• STATED TASK
Track down every line below that holds "本次销售累计金额" and copy it.

• SUPPLIED ENTRIES
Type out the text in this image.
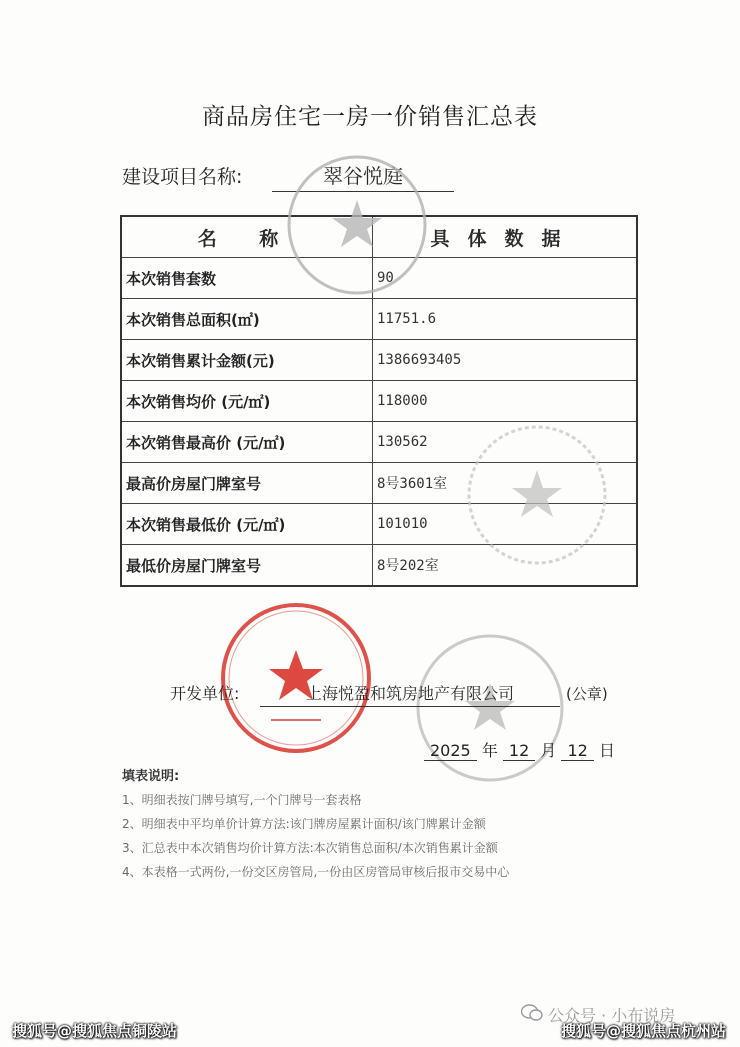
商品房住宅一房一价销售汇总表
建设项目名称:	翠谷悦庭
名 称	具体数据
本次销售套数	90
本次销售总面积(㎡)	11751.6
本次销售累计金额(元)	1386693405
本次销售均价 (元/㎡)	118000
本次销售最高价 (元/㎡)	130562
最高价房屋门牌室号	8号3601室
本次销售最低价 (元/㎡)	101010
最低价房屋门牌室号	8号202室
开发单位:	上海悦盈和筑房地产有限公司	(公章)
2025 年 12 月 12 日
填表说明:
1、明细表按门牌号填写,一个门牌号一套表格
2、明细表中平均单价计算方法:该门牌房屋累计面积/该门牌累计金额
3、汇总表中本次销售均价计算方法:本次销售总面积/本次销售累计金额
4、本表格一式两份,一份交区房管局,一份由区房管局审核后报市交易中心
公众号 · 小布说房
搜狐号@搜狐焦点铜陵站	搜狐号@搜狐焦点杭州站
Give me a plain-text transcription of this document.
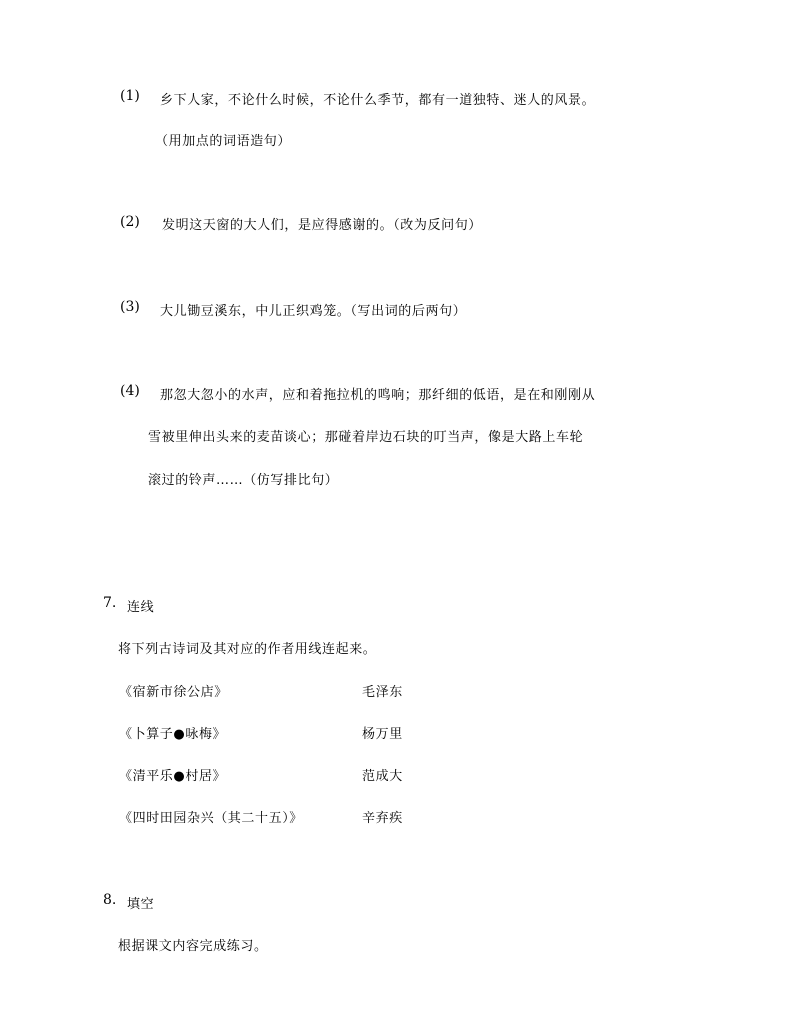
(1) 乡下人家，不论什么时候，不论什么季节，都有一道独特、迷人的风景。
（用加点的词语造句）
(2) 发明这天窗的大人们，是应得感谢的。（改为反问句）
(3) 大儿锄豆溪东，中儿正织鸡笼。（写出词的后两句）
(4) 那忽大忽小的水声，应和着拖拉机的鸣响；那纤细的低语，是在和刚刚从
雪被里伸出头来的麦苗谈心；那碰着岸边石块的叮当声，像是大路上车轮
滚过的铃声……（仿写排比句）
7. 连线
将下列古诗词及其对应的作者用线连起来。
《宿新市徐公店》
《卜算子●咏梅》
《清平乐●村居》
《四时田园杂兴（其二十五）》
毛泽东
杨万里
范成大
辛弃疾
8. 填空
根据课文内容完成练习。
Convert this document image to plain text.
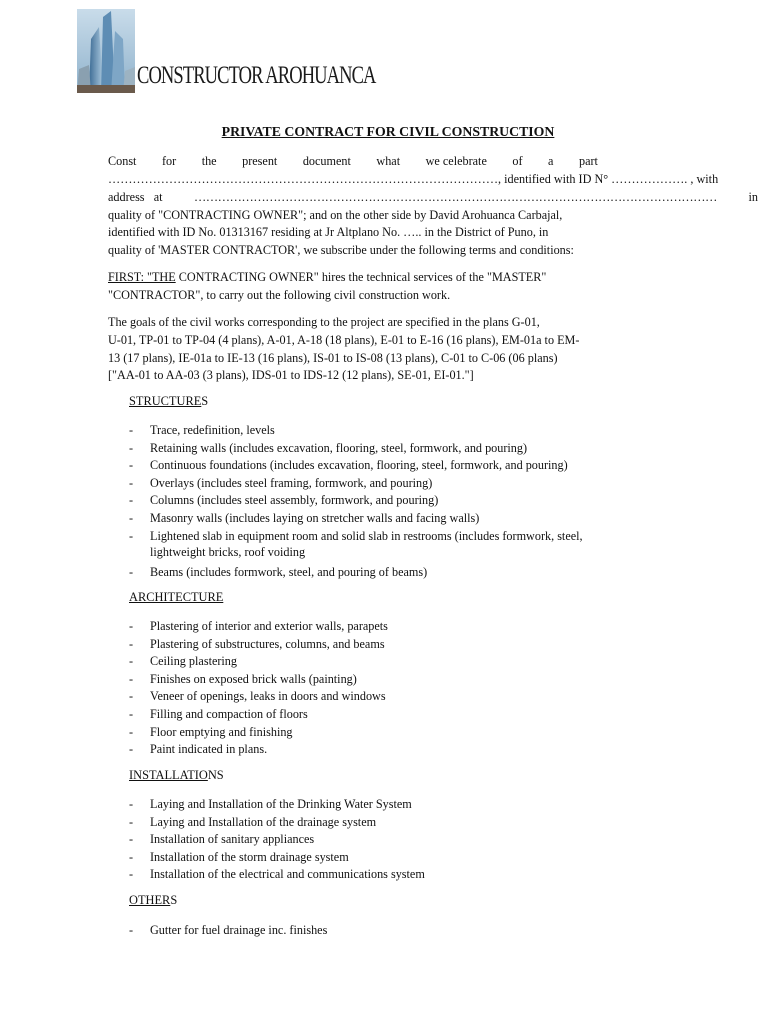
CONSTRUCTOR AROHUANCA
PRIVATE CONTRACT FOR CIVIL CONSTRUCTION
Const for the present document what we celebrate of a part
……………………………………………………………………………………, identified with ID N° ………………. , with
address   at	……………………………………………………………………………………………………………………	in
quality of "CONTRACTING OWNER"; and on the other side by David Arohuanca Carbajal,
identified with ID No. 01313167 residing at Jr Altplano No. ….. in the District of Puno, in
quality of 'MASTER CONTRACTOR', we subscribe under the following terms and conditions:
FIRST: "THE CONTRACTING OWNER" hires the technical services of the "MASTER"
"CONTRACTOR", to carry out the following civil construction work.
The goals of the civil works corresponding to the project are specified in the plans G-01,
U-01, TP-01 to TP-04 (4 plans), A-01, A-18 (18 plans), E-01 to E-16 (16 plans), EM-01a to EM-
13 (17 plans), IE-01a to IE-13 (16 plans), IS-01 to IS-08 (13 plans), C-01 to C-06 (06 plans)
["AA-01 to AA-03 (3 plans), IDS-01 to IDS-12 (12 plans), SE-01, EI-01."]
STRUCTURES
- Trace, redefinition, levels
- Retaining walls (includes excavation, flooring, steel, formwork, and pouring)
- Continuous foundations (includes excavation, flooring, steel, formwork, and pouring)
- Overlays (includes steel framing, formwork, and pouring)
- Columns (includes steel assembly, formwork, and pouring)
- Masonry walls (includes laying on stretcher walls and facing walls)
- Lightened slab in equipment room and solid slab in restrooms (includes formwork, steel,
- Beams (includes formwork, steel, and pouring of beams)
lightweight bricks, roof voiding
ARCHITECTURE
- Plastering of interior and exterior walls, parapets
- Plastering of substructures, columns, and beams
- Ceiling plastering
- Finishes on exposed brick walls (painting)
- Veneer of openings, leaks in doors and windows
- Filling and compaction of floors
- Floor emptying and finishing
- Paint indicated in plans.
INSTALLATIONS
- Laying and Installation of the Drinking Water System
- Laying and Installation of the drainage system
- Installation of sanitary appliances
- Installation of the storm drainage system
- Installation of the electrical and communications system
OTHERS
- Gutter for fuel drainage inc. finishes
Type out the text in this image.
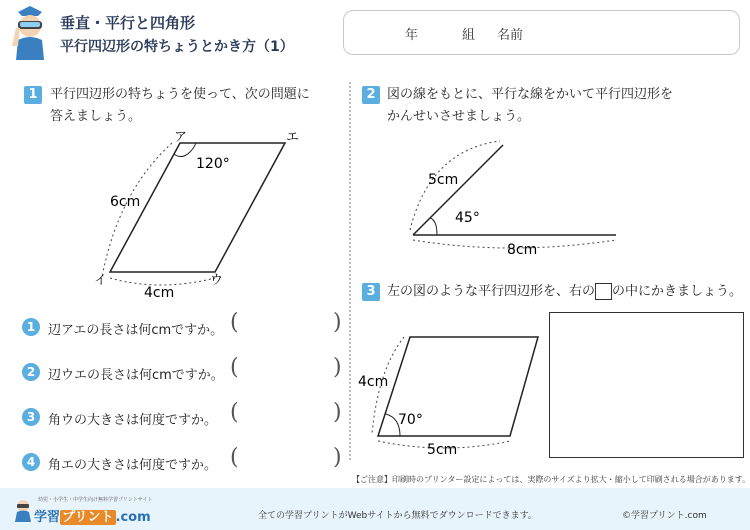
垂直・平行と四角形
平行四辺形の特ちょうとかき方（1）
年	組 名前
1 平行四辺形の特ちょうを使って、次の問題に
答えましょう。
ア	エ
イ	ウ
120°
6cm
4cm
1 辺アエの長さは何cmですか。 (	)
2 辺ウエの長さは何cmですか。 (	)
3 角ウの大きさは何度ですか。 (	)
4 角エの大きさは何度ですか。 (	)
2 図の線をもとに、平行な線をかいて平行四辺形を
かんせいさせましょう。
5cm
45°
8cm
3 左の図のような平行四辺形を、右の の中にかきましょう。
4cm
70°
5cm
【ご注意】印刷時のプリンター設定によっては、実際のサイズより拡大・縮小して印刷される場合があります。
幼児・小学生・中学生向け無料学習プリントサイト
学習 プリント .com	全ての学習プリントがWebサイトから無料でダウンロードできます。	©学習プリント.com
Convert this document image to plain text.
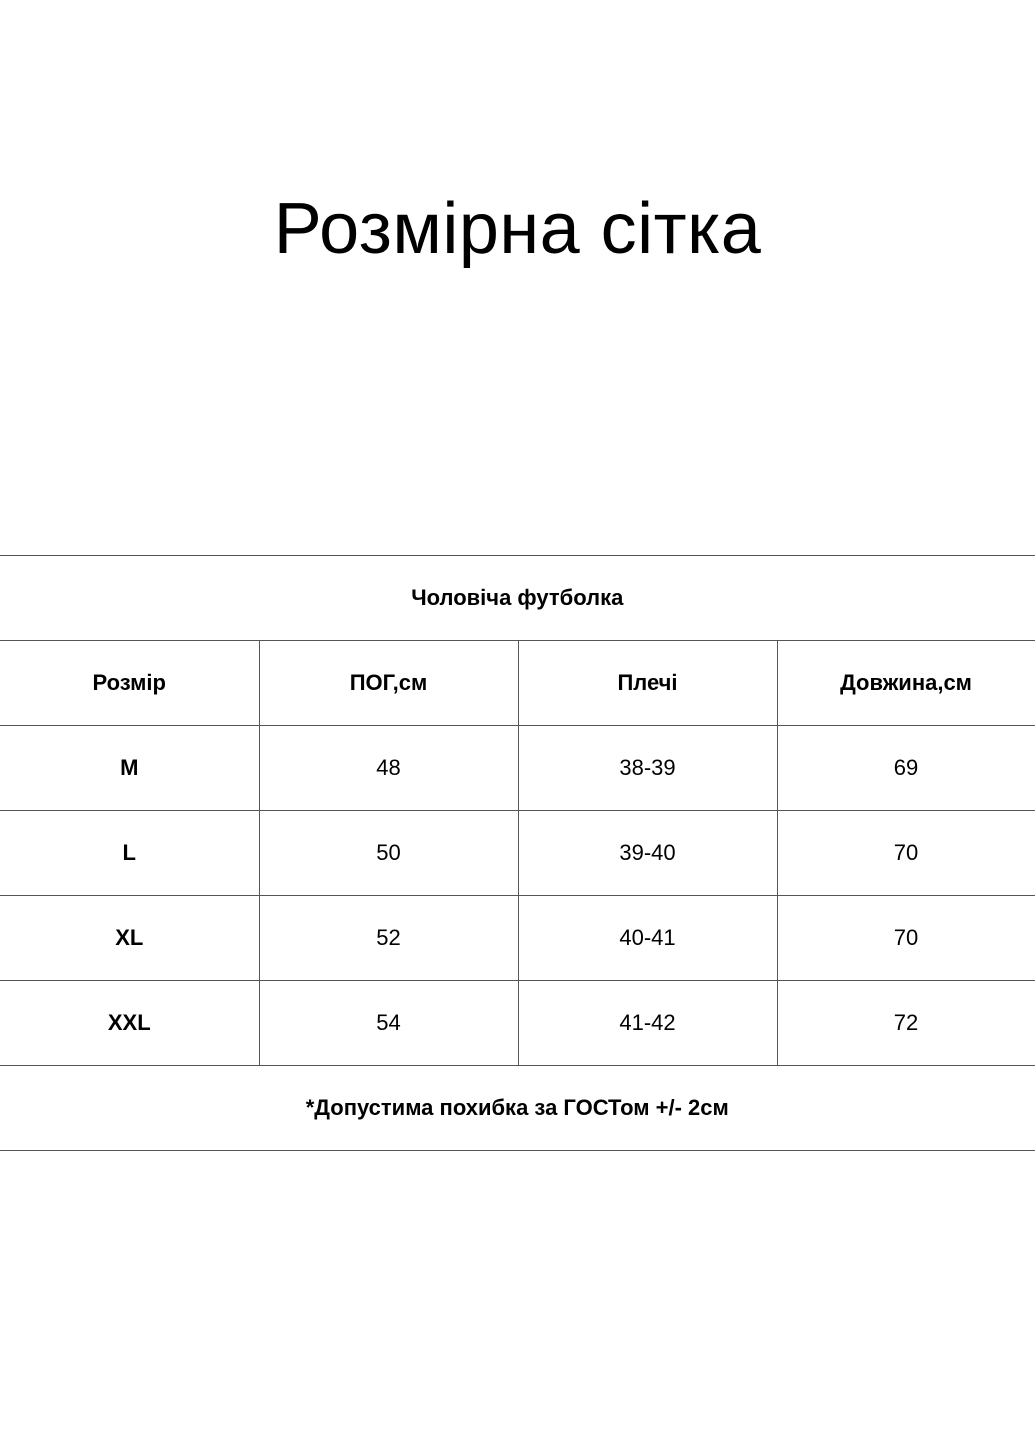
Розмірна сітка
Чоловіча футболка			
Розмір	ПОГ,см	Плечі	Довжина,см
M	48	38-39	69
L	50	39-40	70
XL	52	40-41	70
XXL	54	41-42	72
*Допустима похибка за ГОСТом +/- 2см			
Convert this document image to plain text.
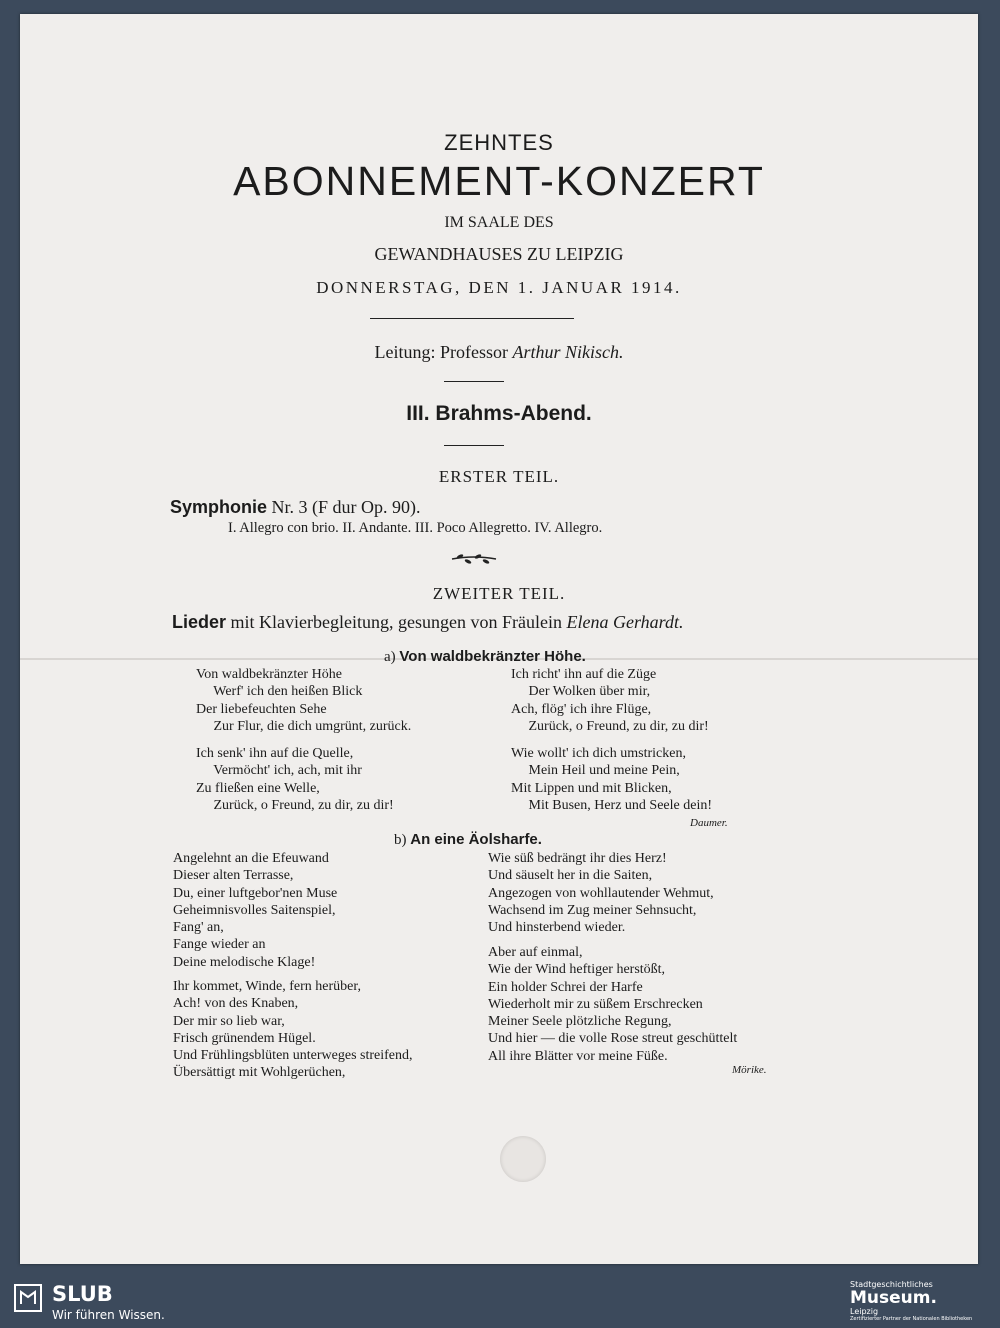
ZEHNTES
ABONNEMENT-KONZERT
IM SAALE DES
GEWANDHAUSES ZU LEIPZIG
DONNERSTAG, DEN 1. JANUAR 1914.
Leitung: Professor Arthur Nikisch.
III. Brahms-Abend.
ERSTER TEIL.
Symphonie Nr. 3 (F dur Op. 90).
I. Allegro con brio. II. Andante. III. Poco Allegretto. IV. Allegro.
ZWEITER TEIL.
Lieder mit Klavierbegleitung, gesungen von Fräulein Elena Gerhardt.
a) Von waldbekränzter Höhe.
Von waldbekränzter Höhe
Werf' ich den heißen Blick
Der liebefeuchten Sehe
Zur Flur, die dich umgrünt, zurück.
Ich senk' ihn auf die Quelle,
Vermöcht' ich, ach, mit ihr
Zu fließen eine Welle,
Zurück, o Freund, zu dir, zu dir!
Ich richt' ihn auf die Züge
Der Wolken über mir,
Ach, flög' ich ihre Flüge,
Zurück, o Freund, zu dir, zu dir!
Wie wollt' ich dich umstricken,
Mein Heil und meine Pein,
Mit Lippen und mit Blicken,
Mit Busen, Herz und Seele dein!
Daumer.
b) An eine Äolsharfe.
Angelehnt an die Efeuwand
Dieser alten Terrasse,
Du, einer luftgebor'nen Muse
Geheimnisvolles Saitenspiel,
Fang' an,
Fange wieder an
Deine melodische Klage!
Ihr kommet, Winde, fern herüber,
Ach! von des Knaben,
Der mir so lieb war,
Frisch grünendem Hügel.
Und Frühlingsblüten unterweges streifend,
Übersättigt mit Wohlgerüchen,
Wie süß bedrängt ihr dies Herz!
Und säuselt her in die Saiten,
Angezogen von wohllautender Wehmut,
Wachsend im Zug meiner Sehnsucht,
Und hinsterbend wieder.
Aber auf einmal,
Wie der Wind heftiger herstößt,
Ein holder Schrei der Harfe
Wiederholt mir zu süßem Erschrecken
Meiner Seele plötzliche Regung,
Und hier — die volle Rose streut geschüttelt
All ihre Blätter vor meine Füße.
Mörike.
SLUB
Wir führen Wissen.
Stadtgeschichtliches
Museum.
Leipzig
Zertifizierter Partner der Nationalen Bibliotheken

• CORRECT ANSWER
本次销售累计金额(元)	1386693405
3、汇总表中本次销售均价计算方法:本次销售总面积/本次销售累计金额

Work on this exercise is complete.